» **INSTRUCTION**: Keep only the lines of the listing that include the word "name", and copy them.

Figure record listings:
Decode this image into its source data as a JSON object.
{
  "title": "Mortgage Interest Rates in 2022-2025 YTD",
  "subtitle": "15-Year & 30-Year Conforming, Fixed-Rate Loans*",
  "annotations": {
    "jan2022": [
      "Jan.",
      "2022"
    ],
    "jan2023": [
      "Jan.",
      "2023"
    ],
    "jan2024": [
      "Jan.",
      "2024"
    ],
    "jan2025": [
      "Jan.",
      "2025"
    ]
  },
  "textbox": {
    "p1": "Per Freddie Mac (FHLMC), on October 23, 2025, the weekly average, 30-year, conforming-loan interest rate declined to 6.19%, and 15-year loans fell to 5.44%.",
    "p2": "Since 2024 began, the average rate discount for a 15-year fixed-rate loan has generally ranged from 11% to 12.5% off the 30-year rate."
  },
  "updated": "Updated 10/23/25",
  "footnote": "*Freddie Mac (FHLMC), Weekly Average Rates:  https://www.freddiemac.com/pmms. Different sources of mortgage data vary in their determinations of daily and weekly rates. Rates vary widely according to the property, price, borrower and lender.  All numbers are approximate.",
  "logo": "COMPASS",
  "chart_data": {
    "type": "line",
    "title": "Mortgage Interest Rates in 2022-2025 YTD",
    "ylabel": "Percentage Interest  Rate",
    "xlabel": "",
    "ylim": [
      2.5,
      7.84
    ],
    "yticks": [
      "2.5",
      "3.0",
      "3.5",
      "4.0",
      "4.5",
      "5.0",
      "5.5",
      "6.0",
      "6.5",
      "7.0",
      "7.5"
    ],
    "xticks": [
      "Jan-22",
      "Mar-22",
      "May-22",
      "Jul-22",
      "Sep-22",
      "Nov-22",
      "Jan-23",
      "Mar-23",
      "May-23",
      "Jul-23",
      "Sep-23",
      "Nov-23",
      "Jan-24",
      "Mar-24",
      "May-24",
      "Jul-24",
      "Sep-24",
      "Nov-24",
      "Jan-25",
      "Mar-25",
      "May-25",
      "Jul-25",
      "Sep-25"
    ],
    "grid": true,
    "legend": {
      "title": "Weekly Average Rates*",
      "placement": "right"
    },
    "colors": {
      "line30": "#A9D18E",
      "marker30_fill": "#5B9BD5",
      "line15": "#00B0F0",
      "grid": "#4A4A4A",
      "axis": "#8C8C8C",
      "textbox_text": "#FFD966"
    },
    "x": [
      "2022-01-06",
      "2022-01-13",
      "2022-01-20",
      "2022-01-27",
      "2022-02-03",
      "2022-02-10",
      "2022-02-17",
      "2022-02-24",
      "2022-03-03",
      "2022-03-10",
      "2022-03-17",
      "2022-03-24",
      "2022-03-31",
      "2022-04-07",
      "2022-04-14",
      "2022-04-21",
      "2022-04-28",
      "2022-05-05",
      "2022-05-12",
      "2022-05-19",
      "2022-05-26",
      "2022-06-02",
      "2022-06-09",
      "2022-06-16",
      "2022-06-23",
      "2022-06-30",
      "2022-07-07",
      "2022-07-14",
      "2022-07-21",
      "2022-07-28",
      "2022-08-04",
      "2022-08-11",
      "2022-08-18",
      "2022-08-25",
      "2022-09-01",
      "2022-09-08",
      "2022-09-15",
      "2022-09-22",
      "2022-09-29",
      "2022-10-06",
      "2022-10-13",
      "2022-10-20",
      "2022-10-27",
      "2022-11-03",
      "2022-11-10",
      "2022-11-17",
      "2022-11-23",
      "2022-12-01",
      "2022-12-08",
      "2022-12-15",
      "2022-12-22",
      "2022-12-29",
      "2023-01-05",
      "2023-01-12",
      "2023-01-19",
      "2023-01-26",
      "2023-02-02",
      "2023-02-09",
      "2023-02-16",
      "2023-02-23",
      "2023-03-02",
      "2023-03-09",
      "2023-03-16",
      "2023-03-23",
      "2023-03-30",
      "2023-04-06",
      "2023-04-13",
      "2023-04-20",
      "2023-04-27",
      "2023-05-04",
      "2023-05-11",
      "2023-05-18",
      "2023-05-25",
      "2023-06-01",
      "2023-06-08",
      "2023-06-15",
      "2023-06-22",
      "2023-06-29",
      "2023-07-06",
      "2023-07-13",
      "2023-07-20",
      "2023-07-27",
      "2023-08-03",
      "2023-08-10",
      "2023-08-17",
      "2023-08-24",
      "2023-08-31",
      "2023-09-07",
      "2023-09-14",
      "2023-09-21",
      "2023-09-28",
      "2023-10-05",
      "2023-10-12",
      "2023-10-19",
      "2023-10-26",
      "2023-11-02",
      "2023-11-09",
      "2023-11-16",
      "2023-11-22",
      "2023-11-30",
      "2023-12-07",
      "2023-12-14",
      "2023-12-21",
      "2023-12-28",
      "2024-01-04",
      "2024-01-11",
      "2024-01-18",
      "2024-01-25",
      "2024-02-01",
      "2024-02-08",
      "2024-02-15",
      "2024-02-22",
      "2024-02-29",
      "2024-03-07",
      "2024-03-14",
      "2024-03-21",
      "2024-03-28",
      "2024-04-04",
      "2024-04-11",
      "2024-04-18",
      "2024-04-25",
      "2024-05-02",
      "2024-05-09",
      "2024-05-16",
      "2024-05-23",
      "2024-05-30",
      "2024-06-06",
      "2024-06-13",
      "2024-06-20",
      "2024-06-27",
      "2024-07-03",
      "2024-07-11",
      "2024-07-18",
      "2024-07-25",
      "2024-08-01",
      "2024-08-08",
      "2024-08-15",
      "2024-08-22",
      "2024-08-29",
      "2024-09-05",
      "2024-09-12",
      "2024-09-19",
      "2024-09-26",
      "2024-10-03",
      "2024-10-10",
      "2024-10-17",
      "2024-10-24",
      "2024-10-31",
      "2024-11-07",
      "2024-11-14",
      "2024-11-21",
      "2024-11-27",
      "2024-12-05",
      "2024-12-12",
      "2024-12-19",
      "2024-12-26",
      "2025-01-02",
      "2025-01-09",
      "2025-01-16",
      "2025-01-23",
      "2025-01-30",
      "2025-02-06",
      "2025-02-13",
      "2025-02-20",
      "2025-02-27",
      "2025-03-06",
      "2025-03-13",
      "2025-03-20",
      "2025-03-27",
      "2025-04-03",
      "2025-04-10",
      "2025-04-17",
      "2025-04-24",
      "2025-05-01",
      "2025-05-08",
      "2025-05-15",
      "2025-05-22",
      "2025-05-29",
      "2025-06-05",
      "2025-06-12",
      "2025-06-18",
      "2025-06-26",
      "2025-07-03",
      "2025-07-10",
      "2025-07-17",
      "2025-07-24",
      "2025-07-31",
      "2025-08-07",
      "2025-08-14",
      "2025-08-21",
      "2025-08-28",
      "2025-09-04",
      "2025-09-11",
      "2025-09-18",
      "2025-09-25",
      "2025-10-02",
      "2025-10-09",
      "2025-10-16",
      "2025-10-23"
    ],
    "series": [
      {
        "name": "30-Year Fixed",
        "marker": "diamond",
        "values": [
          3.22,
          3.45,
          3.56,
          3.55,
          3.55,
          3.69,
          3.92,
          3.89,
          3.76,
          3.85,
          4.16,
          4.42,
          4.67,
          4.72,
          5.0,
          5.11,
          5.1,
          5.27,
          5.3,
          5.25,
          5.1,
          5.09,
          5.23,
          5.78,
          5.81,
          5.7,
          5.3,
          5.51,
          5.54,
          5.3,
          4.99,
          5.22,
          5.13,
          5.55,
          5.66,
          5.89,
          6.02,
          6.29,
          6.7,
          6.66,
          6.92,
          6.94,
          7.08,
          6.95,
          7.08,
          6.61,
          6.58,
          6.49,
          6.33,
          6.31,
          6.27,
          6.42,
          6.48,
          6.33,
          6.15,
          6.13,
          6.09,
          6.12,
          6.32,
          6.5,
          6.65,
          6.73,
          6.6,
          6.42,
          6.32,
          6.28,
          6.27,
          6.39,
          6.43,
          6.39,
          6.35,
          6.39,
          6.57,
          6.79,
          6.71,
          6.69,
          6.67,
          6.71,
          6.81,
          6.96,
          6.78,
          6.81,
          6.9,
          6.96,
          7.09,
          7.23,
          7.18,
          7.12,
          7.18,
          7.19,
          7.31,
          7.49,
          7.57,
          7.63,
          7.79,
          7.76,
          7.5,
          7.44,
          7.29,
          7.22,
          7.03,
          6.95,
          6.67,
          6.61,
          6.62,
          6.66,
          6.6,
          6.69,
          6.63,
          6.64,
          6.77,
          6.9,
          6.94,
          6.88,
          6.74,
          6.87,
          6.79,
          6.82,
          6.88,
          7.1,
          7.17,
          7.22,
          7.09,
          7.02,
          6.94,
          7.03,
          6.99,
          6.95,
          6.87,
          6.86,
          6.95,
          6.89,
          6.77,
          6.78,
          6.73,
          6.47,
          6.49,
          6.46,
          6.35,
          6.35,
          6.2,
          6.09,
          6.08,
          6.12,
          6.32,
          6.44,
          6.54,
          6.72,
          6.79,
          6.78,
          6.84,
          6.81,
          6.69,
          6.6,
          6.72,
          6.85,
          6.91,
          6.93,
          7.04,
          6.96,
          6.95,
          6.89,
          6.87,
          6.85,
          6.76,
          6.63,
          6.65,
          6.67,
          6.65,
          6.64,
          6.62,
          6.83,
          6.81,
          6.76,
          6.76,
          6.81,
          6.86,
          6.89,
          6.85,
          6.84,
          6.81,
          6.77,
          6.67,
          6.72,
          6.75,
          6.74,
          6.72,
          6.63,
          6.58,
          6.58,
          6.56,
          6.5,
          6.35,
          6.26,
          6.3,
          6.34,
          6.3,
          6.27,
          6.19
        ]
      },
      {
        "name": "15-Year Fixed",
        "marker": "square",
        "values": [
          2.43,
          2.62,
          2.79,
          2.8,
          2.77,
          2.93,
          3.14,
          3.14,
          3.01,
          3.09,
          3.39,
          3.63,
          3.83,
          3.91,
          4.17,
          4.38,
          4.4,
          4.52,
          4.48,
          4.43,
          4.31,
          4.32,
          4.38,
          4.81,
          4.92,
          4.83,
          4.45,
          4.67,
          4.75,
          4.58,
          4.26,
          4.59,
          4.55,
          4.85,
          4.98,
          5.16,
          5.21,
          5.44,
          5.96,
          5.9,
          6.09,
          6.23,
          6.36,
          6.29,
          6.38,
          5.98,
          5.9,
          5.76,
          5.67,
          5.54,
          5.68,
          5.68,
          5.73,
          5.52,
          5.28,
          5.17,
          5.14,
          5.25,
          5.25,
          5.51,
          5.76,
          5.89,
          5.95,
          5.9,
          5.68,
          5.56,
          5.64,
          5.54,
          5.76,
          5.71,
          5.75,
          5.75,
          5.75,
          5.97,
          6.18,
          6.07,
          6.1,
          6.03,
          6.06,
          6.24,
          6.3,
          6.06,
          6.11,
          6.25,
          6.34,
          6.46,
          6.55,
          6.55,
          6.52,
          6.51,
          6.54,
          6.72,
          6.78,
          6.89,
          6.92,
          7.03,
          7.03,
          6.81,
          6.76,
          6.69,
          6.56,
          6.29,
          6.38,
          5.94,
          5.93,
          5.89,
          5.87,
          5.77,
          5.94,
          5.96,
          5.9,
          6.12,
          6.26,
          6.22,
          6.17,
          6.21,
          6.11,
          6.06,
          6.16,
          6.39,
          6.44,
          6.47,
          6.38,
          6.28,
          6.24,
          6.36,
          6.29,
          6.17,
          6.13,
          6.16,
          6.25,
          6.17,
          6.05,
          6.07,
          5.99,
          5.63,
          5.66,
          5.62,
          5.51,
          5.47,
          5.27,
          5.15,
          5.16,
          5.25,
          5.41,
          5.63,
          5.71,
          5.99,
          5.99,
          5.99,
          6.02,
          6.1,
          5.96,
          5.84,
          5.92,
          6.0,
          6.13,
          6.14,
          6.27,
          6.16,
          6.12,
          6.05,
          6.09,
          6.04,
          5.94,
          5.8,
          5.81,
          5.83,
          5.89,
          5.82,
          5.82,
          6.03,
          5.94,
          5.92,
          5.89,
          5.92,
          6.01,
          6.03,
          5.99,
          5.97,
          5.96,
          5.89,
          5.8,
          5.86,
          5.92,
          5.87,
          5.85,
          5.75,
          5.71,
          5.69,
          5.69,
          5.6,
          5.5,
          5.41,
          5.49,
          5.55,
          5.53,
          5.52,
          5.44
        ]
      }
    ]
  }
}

» **FINAL RESULT**:
        "name": "30-Year Fixed",
        "name": "15-Year Fixed",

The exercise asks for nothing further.